# start of EXTRACTED ENTRIES
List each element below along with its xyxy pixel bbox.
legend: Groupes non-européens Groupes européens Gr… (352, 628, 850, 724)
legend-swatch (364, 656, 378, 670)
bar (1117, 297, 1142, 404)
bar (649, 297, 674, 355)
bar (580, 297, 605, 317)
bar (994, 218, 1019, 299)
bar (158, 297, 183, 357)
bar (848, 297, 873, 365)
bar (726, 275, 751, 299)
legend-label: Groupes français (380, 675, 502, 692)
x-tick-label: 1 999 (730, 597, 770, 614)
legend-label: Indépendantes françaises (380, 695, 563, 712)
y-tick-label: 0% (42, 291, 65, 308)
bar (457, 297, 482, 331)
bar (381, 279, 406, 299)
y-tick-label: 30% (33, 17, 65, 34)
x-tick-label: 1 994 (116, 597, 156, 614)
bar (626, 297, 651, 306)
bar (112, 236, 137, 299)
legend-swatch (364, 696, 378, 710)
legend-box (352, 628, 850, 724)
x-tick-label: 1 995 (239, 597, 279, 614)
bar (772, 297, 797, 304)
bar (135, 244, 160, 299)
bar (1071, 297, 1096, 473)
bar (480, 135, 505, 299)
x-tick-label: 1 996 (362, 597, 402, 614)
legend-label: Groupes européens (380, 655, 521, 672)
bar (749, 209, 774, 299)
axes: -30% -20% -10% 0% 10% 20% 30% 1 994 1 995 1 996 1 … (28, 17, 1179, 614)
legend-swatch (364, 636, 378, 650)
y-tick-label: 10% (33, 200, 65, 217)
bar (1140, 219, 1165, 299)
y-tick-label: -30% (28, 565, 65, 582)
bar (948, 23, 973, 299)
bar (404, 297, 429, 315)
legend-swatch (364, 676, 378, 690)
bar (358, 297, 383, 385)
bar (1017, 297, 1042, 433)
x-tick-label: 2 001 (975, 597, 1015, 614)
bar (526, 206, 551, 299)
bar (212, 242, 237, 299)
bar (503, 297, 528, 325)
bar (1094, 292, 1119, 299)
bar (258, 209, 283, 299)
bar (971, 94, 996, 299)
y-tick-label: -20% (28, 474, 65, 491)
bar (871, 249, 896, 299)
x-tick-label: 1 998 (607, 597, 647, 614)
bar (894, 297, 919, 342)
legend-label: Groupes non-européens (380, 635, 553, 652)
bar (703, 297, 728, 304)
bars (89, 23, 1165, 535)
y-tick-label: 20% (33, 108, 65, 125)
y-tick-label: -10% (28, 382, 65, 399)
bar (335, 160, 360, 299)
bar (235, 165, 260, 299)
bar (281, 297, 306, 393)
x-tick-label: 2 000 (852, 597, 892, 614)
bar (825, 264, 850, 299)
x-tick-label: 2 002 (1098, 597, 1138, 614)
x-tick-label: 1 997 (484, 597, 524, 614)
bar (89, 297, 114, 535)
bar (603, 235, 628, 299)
# end of EXTRACTED ENTRIES
* **DIRECTIONS FOR THIS TASK**
Gather every line above that contains the string "Groupes".

* **REPLY TO THE TASK**
legend: Groupes non-européens Groupes européens Gr… (352, 628, 850, 724)
legend-label: Groupes français (380, 675, 502, 692)
legend-label: Groupes européens (380, 655, 521, 672)
legend-label: Groupes non-européens (380, 635, 553, 652)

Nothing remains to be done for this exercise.